Problem description: Reproduce the full passage on the RESORCE study word for word, without changing anything.

Extract:
Richard S. Finn, MD: Well, I think to pick on RESORCE versus any other study is a little unfair, and maybe you’re good at making an argument. Every clinical study is done with a select population of patients. That’s how we establish proof. That’s how we generate evidence. And then, there’s the practice of medicine where you incorporate that data. Important in the study design is patients were required to tolerate sorafenib and progress on sorafenib, with very strict criteria of what that meant. Patients had to be on sorafenib for 20 out of the last 28 days and have documented progression. You alluded to the fact that after they had progressed, they had to enroll in a study in a certain period of time. And at the end of the day, in reality, about half of the patients on the study were tolerating 800 mg a day, or 400 mg twice a day. Whether any of us feel that represents our individual population, that is open to debate, but that is the group of patients who went on to the study. As Katie mentioned, the toxicity and the tolerability in colon cancer seem much different than the tolerability in the liver cancer field and the liver cancer study. And part of that is patients were required to tolerate sorafenib, which does have a similar toxicity profile. So, right there, maybe that’s why patients were on sorafenib for 7 months, then they went on to this drug and they’ve tolerated it pretty well. The discontinuation rate was not as high as seen in other diseases.

(Document layout detection data)
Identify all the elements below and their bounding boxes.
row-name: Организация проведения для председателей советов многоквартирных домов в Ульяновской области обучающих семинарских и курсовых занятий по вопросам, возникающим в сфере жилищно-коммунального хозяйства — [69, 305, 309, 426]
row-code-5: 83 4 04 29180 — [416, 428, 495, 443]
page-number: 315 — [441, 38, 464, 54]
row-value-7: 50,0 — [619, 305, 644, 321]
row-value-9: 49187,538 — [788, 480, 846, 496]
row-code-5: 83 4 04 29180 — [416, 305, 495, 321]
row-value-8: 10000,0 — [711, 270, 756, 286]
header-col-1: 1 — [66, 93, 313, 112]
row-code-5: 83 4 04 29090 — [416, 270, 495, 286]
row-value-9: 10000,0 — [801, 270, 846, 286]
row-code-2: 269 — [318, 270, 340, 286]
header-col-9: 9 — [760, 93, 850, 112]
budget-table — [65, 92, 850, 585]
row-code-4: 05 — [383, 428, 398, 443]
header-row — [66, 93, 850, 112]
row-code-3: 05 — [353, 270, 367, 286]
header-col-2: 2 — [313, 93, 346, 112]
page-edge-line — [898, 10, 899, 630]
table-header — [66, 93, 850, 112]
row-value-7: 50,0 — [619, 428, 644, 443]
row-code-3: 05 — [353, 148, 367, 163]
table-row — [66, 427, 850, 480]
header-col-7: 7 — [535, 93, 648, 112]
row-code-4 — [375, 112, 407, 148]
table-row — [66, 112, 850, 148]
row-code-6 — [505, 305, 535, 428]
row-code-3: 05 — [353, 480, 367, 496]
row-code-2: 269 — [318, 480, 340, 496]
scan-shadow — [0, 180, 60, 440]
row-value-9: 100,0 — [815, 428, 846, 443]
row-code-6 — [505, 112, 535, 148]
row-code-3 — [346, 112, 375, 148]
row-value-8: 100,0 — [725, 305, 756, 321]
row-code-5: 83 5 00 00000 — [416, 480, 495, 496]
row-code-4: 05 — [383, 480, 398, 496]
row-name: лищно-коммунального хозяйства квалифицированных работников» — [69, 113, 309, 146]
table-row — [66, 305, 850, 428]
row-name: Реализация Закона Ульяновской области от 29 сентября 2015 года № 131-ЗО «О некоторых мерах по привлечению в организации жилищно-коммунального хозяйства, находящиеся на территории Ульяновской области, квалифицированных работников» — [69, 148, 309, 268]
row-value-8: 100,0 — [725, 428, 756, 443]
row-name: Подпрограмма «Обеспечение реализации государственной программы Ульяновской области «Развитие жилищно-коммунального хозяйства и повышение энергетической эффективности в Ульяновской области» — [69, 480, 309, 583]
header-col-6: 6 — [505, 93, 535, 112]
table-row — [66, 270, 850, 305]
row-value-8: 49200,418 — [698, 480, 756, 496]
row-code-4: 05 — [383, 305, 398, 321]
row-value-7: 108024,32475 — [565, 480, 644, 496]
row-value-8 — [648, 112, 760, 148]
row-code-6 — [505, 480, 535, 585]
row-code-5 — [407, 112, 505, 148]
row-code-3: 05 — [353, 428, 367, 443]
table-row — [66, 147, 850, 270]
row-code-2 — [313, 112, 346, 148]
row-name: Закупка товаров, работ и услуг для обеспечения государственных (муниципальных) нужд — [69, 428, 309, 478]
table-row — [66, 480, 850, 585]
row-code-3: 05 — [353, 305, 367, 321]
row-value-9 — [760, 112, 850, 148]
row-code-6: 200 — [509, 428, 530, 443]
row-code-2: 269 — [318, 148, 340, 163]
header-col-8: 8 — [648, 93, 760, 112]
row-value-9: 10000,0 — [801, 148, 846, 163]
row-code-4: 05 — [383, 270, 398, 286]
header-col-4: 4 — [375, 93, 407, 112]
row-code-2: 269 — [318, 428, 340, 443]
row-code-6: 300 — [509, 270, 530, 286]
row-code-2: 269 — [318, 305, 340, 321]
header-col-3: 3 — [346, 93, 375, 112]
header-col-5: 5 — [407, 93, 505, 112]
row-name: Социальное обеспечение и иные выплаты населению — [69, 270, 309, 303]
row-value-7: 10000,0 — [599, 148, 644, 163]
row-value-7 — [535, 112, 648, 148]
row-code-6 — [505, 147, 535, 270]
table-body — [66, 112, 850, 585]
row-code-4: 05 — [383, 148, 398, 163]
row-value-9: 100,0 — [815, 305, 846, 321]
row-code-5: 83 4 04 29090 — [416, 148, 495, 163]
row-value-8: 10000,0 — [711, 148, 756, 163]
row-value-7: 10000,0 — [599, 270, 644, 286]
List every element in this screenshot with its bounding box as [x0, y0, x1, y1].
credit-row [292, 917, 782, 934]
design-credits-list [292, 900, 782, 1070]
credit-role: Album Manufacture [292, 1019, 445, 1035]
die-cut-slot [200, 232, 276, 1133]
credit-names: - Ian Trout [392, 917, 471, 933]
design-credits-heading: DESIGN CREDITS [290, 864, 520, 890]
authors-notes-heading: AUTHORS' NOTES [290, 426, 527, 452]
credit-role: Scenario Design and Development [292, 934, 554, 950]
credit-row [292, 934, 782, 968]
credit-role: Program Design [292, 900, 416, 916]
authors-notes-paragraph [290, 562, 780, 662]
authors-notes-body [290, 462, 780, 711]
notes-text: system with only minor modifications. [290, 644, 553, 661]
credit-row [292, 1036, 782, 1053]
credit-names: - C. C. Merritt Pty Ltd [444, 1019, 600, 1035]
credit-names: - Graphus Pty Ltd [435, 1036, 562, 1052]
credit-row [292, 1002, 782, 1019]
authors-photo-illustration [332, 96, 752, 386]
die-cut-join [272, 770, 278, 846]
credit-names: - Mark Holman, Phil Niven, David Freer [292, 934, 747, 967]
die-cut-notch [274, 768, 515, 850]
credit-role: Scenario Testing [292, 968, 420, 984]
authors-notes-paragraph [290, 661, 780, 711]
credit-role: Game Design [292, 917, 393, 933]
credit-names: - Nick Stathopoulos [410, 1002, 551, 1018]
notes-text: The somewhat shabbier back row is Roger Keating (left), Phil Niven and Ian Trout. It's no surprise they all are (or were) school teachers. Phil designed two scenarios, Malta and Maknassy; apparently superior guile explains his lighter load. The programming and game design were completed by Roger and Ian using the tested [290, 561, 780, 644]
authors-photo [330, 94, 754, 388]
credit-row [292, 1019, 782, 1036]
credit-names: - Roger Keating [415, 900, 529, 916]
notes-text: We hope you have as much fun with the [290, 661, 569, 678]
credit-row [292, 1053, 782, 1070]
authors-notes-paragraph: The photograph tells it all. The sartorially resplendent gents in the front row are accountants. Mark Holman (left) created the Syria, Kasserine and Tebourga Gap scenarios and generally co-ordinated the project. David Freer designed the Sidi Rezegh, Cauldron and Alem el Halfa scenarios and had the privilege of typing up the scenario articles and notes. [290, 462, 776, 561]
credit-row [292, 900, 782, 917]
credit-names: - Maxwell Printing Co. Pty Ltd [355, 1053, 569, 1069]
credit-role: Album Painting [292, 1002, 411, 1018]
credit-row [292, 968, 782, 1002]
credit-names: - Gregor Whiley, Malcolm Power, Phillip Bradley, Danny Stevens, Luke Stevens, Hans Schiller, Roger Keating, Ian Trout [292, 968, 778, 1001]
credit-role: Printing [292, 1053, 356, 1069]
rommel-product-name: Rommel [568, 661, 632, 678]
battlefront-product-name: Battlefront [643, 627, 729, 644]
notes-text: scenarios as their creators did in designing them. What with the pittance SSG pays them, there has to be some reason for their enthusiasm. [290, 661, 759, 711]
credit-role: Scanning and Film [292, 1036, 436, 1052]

Answer to this exercise:
Richard S. Finn, MD: Well, I think to pick on RESORCE versus any other study is a little unfair, and maybe you’re good at making an argument. Every clinical study is done with a select population of patients. That’s how we establish proof. That’s how we generate evidence. And then, there’s the practice of medicine where you incorporate that data. Important in the study design is patients were required to tolerate sorafenib and progress on sorafenib, with very strict criteria of what that meant. Patients had to be on sorafenib for 20 out of the last 28 days and have documented progression. You alluded to the fact that after they had progressed, they had to enroll in a study in a certain period of time. And at the end of the day, in reality, about half of the patients on the study were tolerating 800 mg a day, or 400 mg twice a day. Whether any of us feel that represents our individual population, that is open to debate, but that is the group of patients who went on to the study. As Katie mentioned, the toxicity and the tolerability in colon cancer seem much different than the tolerability in the liver cancer field and the liver cancer study. And part of that is patients were required to tolerate sorafenib, which does have a similar toxicity profile. So, right there, maybe that’s why patients were on sorafenib for 7 months, then they went on to this drug and they’ve tolerated it pretty well. The discontinuation rate was not as high as seen in other diseases.